• [GIVEN ENTRIES]
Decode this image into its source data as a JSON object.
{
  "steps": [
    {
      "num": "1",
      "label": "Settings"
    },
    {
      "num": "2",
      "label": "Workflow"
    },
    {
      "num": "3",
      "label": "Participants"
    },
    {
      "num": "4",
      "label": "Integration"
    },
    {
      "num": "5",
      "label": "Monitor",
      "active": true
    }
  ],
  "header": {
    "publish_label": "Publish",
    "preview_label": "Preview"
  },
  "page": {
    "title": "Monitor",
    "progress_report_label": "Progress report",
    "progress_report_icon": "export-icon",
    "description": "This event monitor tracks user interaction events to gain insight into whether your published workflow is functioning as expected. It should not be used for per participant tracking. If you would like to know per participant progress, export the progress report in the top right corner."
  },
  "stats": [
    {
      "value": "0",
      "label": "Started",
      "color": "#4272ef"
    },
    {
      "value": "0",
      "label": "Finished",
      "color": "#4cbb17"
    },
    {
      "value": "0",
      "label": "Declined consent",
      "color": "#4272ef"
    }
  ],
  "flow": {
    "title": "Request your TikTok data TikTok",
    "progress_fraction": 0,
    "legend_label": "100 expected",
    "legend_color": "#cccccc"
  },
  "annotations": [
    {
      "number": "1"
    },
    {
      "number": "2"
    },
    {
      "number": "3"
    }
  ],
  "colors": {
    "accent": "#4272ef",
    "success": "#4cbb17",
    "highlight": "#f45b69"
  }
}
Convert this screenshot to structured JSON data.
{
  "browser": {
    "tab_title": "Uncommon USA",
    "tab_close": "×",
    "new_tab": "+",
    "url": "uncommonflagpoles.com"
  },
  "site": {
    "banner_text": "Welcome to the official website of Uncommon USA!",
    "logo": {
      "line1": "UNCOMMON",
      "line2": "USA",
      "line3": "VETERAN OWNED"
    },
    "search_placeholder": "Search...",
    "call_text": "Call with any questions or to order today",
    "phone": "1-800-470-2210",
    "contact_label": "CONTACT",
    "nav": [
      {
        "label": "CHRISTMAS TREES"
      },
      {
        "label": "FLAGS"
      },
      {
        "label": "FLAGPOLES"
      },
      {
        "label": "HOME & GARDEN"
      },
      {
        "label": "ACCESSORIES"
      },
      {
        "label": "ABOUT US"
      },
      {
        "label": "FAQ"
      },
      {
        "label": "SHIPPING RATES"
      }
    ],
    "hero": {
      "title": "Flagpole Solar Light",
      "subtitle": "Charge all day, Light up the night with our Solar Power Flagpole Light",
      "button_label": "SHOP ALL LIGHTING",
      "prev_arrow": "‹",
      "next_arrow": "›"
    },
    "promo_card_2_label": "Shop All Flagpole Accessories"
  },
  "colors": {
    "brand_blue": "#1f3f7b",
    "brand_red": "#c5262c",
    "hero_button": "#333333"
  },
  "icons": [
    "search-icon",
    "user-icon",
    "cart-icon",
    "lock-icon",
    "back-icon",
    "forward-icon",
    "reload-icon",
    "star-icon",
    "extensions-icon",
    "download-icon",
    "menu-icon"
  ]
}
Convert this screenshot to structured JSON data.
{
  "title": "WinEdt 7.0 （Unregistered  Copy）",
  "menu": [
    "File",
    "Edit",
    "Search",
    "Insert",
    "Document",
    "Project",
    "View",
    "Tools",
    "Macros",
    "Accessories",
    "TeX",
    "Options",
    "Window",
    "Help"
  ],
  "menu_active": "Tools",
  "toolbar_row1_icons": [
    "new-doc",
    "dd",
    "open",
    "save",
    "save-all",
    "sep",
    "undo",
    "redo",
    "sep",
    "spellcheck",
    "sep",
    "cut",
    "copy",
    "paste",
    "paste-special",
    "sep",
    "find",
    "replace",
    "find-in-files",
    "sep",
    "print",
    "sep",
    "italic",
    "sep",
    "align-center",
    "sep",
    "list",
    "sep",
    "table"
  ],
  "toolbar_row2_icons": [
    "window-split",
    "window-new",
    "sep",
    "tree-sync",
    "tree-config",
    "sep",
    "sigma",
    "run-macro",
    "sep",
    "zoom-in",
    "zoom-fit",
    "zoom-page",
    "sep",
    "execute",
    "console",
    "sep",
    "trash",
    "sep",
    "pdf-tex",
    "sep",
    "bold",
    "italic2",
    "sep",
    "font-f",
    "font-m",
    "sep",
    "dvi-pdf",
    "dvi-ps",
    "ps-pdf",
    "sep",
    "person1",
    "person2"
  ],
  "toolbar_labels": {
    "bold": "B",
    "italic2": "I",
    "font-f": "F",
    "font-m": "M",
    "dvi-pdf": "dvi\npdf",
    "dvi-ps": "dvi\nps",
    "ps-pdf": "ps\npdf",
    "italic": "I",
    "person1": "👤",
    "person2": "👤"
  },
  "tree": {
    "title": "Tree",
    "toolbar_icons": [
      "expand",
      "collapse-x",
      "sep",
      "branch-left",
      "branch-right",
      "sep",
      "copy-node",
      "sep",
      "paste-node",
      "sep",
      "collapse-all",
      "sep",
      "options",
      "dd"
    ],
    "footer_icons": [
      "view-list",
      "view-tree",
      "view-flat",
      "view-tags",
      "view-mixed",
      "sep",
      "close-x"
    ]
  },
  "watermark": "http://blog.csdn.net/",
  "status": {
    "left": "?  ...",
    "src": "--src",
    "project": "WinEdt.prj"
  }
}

• [YOUR INSTRUCTIONS]
Using the data above, output each line exactly.

• [TASK ANSWER]
Decode this image into its source data as a JSON object.
{
  "steps": [
    {
      "num": "1",
      "label": "Settings"
    },
    {
      "num": "2",
      "label": "Workflow"
    },
    {
      "num": "3",
      "label": "Participants"
    },
    {
      "num": "4",
      "label": "Integration"
    },
    {
      "num": "5",
      "label": "Monitor",
      "active": true
    }
  ],
  "header": {
    "publish_label": "Publish",
    "preview_label": "Preview"
  },
  "page": {
    "title": "Monitor",
    "progress_report_label": "Progress report",
    "progress_report_icon": "export-icon",
    "description": "This event monitor tracks user interaction events to gain insight into whether your published workflow is functioning as expected. It should not be used for per participant tracking. If you would like to know per participant progress, export the progress report in the top right corner."
  },
  "stats": [
    {
      "value": "0",
      "label": "Started",
      "color": "#4272ef"
    },
    {
      "value": "0",
      "label": "Finished",
      "color": "#4cbb17"
    },
    {
      "value": "0",
      "label": "Declined consent",
      "color": "#4272ef"
    }
  ],
  "flow": {
    "title": "Request your TikTok data TikTok",
    "progress_fraction": 0,
    "legend_label": "100 expected",
    "legend_color": "#cccccc"
  },
  "annotations": [
    {
      "number": "1"
    },
    {
      "number": "2"
    },
    {
      "number": "3"
    }
  ],
  "colors": {
    "accent": "#4272ef",
    "success": "#4cbb17",
    "highlight": "#f45b69"
  }
}
Convert this screenshot to structured JSON data.
{
  "browser": {
    "tab_title": "Uncommon USA",
    "tab_close": "×",
    "new_tab": "+",
    "url": "uncommonflagpoles.com"
  },
  "site": {
    "banner_text": "Welcome to the official website of Uncommon USA!",
    "logo": {
      "line1": "UNCOMMON",
      "line2": "USA",
      "line3": "VETERAN OWNED"
    },
    "search_placeholder": "Search...",
    "call_text": "Call with any questions or to order today",
    "phone": "1-800-470-2210",
    "contact_label": "CONTACT",
    "nav": [
      {
        "label": "CHRISTMAS TREES"
      },
      {
        "label": "FLAGS"
      },
      {
        "label": "FLAGPOLES"
      },
      {
        "label": "HOME & GARDEN"
      },
      {
        "label": "ACCESSORIES"
      },
      {
        "label": "ABOUT US"
      },
      {
        "label": "FAQ"
      },
      {
        "label": "SHIPPING RATES"
      }
    ],
    "hero": {
      "title": "Flagpole Solar Light",
      "subtitle": "Charge all day, Light up the night with our Solar Power Flagpole Light",
      "button_label": "SHOP ALL LIGHTING",
      "prev_arrow": "‹",
      "next_arrow": "›"
    },
    "promo_card_2_label": "Shop All Flagpole Accessories"
  },
  "colors": {
    "brand_blue": "#1f3f7b",
    "brand_red": "#c5262c",
    "hero_button": "#333333"
  },
  "icons": [
    "search-icon",
    "user-icon",
    "cart-icon",
    "lock-icon",
    "back-icon",
    "forward-icon",
    "reload-icon",
    "star-icon",
    "extensions-icon",
    "download-icon",
    "menu-icon"
  ]
}
Convert this screenshot to structured JSON data.
{
  "title": "WinEdt 7.0 （Unregistered  Copy）",
  "menu": [
    "File",
    "Edit",
    "Search",
    "Insert",
    "Document",
    "Project",
    "View",
    "Tools",
    "Macros",
    "Accessories",
    "TeX",
    "Options",
    "Window",
    "Help"
  ],
  "menu_active": "Tools",
  "toolbar_row1_icons": [
    "new-doc",
    "dd",
    "open",
    "save",
    "save-all",
    "sep",
    "undo",
    "redo",
    "sep",
    "spellcheck",
    "sep",
    "cut",
    "copy",
    "paste",
    "paste-special",
    "sep",
    "find",
    "replace",
    "find-in-files",
    "sep",
    "print",
    "sep",
    "italic",
    "sep",
    "align-center",
    "sep",
    "list",
    "sep",
    "table"
  ],
  "toolbar_row2_icons": [
    "window-split",
    "window-new",
    "sep",
    "tree-sync",
    "tree-config",
    "sep",
    "sigma",
    "run-macro",
    "sep",
    "zoom-in",
    "zoom-fit",
    "zoom-page",
    "sep",
    "execute",
    "console",
    "sep",
    "trash",
    "sep",
    "pdf-tex",
    "sep",
    "bold",
    "italic2",
    "sep",
    "font-f",
    "font-m",
    "sep",
    "dvi-pdf",
    "dvi-ps",
    "ps-pdf",
    "sep",
    "person1",
    "person2"
  ],
  "toolbar_labels": {
    "bold": "B",
    "italic2": "I",
    "font-f": "F",
    "font-m": "M",
    "dvi-pdf": "dvi\npdf",
    "dvi-ps": "dvi\nps",
    "ps-pdf": "ps\npdf",
    "italic": "I",
    "person1": "👤",
    "person2": "👤"
  },
  "tree": {
    "title": "Tree",
    "toolbar_icons": [
      "expand",
      "collapse-x",
      "sep",
      "branch-left",
      "branch-right",
      "sep",
      "copy-node",
      "sep",
      "paste-node",
      "sep",
      "collapse-all",
      "sep",
      "options",
      "dd"
    ],
    "footer_icons": [
      "view-list",
      "view-tree",
      "view-flat",
      "view-tags",
      "view-mixed",
      "sep",
      "close-x"
    ]
  },
  "watermark": "http://blog.csdn.net/",
  "status": {
    "left": "?  ...",
    "src": "--src",
    "project": "WinEdt.prj"
  }
}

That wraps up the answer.